▸ REQUIREMENTS
For the data below, report only the number of lines containing the string "xlabel".

[Entries from a visual dataset]
=-=-=-=-=
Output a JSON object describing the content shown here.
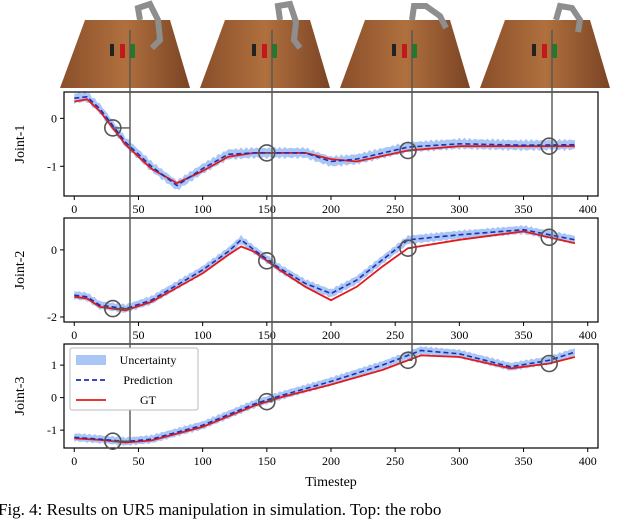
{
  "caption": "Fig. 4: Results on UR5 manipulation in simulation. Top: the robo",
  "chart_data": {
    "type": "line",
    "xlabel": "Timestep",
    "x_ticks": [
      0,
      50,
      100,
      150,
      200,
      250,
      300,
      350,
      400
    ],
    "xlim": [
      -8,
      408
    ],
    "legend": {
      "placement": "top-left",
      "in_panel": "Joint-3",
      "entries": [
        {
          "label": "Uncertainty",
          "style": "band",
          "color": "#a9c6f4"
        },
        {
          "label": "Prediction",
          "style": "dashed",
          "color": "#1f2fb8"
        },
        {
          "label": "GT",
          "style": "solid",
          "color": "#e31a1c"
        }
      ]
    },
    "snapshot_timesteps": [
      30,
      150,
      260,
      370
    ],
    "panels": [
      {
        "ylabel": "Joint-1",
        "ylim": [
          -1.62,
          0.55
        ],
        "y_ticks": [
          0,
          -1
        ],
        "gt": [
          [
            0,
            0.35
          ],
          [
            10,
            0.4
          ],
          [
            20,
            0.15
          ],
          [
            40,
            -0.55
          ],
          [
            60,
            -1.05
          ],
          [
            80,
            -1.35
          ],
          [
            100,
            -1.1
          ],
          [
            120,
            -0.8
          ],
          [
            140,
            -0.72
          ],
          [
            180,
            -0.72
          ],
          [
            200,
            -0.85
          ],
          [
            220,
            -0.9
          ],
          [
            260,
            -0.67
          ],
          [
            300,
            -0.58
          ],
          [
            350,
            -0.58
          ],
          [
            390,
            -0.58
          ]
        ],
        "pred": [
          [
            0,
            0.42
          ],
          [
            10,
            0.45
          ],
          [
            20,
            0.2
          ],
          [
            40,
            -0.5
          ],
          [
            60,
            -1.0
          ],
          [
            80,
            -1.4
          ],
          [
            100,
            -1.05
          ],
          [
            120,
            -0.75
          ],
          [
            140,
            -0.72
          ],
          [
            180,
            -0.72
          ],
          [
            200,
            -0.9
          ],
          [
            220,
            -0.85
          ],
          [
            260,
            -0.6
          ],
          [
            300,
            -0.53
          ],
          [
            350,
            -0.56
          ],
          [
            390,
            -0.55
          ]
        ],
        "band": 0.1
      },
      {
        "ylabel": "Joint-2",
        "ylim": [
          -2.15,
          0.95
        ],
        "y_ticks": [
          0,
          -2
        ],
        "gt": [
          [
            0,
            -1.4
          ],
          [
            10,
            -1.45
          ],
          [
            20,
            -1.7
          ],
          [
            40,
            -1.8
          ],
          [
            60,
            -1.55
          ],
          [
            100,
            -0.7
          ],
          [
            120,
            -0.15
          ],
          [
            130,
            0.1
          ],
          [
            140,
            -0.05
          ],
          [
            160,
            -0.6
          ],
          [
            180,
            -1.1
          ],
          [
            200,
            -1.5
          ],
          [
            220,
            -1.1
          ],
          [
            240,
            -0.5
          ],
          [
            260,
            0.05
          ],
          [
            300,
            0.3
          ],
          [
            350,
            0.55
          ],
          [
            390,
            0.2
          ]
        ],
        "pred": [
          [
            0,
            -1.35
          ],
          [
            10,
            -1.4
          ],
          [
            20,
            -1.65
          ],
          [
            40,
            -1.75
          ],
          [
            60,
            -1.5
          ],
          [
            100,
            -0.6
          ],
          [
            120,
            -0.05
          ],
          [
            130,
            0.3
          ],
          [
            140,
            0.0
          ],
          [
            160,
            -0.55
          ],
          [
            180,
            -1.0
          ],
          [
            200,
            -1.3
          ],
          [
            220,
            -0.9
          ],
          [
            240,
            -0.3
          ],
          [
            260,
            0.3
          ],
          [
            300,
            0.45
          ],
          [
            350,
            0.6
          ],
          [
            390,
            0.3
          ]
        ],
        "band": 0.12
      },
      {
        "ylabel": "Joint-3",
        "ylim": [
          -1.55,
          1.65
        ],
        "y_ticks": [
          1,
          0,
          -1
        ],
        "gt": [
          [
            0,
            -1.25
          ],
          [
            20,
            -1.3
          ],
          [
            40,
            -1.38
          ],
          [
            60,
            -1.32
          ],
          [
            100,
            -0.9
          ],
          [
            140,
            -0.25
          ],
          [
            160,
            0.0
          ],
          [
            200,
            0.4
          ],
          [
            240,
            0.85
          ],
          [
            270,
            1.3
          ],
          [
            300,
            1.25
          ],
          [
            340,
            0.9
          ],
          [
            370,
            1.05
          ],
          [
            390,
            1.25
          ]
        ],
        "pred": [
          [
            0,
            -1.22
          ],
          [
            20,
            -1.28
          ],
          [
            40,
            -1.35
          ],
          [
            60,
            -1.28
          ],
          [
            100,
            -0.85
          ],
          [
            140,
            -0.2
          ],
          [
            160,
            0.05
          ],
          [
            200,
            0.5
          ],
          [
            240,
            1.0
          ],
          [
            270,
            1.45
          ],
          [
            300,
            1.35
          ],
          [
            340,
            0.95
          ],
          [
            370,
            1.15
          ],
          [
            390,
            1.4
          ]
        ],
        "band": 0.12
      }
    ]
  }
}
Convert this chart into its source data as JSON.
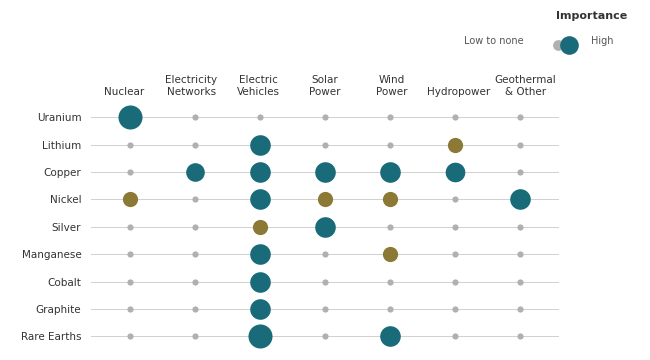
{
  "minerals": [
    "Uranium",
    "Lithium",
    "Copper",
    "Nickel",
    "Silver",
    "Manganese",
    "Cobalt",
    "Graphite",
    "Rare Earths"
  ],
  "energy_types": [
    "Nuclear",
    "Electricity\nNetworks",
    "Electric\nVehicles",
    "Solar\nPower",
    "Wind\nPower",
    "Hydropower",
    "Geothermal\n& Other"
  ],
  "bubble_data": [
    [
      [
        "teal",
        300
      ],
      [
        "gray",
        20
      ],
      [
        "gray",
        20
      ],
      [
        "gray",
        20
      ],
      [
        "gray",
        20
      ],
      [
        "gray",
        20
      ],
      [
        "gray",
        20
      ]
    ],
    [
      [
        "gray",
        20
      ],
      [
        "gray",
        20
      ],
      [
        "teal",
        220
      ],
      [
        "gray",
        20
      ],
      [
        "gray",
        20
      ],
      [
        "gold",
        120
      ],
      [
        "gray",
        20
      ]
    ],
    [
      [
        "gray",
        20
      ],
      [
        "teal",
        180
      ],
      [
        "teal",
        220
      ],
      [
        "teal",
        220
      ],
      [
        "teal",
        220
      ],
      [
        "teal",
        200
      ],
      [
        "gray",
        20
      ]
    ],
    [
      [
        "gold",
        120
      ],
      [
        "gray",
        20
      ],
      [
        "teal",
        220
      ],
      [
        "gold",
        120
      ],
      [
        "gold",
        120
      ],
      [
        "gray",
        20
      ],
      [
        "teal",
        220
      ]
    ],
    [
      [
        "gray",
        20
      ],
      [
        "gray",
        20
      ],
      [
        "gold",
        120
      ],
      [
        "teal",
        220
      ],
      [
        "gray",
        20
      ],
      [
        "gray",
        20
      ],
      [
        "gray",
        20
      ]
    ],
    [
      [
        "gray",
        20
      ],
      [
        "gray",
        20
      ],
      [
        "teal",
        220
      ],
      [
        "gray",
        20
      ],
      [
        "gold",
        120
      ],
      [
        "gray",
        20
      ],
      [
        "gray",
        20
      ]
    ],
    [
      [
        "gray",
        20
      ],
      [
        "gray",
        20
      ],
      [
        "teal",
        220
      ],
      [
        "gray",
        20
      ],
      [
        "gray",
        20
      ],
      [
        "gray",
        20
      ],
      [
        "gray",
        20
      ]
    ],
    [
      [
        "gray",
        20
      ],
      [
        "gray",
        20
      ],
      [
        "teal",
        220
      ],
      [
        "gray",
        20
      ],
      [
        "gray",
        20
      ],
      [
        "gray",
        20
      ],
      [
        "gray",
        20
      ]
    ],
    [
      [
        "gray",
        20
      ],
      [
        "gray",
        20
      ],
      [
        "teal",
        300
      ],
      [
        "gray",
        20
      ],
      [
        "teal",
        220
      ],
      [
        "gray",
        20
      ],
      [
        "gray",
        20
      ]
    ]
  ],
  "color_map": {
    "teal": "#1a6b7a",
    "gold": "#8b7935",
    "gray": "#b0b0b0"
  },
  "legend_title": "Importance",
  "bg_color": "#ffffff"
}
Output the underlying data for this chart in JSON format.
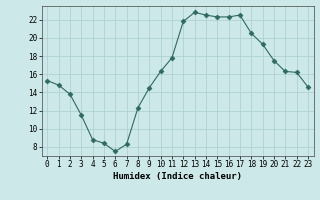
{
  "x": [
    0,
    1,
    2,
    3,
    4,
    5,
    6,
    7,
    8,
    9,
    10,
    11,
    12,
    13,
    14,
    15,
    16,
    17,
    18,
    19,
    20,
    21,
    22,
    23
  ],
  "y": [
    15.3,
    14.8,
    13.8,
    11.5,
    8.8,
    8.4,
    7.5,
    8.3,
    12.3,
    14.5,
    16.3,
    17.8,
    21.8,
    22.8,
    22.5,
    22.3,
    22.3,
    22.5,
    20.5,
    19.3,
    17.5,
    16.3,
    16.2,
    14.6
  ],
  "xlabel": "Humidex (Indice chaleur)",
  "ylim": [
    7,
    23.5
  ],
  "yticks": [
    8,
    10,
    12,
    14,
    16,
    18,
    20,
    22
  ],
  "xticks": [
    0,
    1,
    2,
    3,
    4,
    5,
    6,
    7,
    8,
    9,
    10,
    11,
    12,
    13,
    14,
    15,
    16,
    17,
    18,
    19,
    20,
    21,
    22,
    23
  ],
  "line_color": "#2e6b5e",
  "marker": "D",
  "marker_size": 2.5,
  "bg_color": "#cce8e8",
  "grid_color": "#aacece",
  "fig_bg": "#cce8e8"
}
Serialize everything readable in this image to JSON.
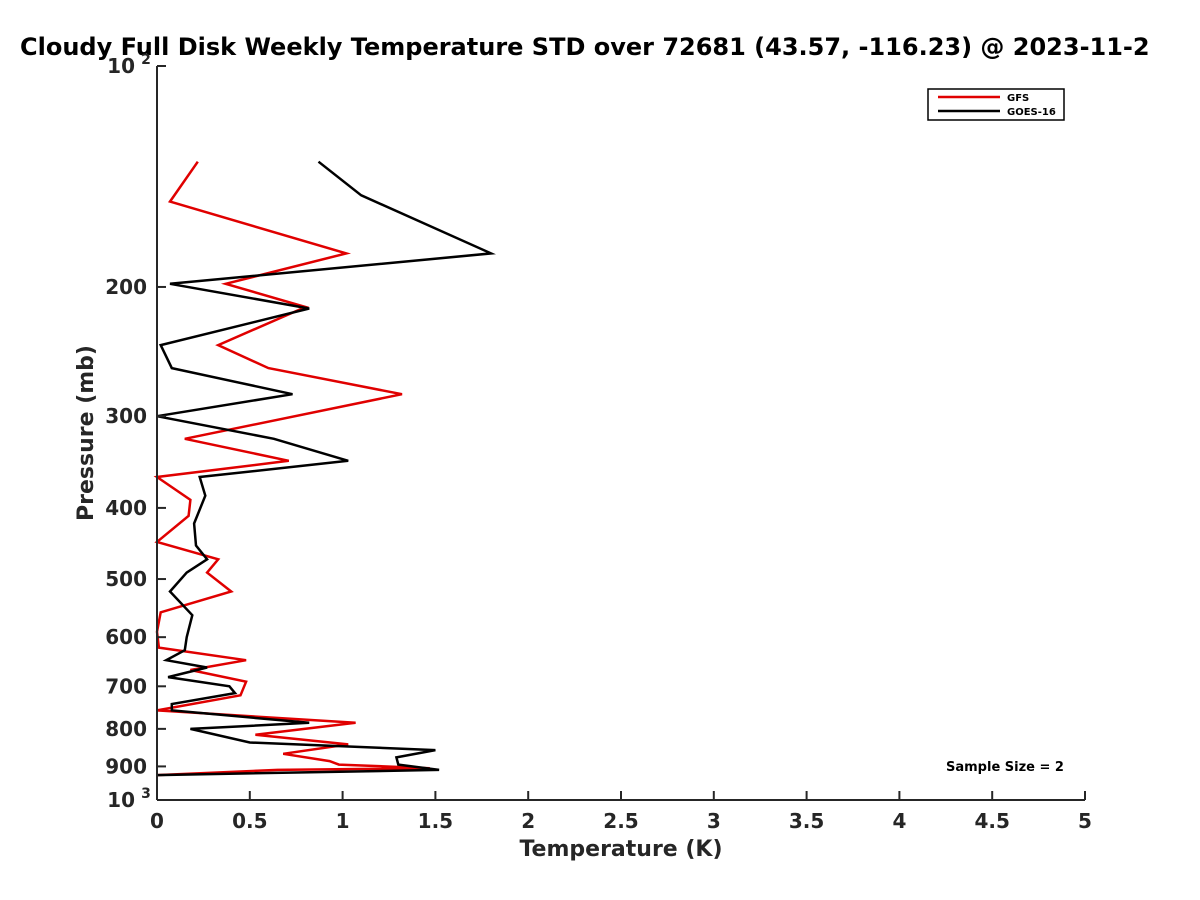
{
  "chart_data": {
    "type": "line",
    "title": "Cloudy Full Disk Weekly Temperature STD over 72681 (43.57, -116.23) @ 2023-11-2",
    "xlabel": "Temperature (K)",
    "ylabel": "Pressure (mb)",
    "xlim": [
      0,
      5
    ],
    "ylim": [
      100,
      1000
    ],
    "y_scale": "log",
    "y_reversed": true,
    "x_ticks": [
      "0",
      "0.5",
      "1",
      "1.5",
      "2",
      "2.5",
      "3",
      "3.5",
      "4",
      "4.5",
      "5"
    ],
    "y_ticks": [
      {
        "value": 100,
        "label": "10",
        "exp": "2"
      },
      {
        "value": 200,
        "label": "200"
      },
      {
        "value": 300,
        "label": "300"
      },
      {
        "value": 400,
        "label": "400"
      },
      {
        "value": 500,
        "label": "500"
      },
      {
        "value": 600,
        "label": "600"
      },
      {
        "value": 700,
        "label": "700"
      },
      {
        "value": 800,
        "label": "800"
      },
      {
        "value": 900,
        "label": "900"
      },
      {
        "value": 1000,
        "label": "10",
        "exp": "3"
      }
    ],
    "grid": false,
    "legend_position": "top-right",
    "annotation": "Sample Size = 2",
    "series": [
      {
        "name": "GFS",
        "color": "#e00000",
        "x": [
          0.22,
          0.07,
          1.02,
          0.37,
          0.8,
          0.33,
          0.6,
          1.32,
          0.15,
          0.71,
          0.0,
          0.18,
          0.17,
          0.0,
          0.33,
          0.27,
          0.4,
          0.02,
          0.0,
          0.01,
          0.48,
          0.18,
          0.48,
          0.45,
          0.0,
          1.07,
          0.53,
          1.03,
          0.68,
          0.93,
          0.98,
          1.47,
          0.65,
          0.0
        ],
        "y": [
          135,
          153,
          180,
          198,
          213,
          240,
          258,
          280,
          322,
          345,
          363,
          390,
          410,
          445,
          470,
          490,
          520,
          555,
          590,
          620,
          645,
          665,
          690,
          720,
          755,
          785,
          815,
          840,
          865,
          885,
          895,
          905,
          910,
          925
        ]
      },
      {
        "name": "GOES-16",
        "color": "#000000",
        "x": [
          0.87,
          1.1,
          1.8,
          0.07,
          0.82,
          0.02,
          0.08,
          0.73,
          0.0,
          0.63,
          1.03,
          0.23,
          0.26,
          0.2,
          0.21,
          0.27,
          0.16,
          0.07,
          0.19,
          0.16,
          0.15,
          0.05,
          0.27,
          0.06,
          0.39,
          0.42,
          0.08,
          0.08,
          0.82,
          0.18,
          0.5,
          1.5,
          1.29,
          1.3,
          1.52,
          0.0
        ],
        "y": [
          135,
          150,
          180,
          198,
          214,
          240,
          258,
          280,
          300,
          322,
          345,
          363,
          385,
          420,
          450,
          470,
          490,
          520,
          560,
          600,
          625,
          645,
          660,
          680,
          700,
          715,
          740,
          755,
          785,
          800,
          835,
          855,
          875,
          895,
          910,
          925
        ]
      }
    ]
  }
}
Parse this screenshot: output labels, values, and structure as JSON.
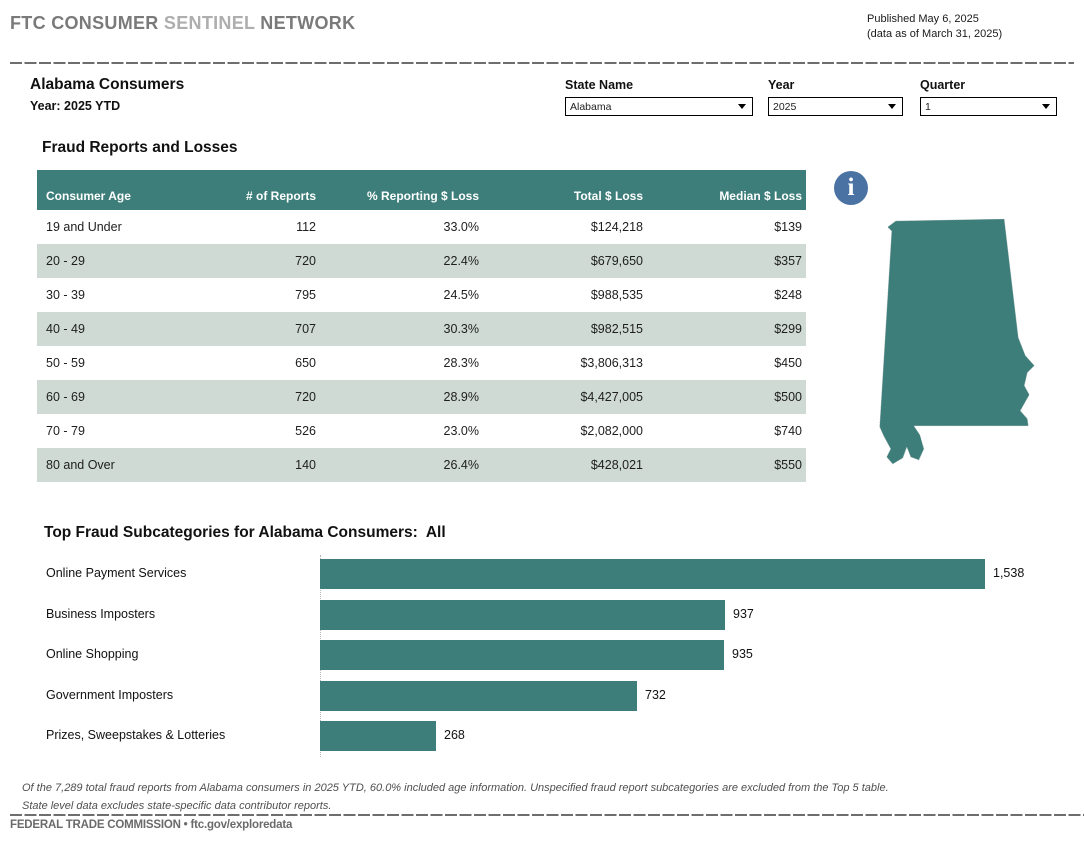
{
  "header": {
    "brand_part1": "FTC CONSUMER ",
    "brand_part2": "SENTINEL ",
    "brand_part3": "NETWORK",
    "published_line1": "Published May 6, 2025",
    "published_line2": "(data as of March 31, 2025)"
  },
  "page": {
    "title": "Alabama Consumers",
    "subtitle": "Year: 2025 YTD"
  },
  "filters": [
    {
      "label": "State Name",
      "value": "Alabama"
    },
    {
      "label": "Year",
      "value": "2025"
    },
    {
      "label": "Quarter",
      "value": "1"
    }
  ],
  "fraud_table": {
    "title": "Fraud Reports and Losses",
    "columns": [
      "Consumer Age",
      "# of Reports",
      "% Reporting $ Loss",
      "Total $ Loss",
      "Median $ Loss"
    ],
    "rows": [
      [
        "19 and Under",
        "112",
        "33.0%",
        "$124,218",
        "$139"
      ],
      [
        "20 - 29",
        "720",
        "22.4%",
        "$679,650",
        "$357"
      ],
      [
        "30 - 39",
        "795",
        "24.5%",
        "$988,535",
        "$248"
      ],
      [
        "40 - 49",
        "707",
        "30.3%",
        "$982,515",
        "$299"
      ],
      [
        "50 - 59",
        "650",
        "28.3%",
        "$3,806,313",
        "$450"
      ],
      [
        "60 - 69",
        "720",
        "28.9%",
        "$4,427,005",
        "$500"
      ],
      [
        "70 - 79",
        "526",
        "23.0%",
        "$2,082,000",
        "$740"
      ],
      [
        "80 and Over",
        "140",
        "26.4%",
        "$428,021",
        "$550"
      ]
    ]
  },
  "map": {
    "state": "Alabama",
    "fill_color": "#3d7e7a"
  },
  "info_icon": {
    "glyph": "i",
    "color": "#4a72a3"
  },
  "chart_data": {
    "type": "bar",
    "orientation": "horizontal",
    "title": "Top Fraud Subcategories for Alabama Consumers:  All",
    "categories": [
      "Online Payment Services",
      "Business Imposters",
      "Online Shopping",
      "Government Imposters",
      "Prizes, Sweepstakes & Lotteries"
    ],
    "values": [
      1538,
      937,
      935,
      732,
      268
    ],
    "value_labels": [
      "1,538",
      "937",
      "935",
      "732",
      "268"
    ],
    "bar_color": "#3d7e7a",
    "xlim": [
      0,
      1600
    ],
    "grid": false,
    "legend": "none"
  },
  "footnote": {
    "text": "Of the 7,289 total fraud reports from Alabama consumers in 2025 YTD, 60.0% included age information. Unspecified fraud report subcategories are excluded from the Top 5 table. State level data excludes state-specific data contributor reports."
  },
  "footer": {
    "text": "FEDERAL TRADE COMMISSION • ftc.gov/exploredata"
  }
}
=-=-=-=-=
▸ EXERCISE SOLUTION
3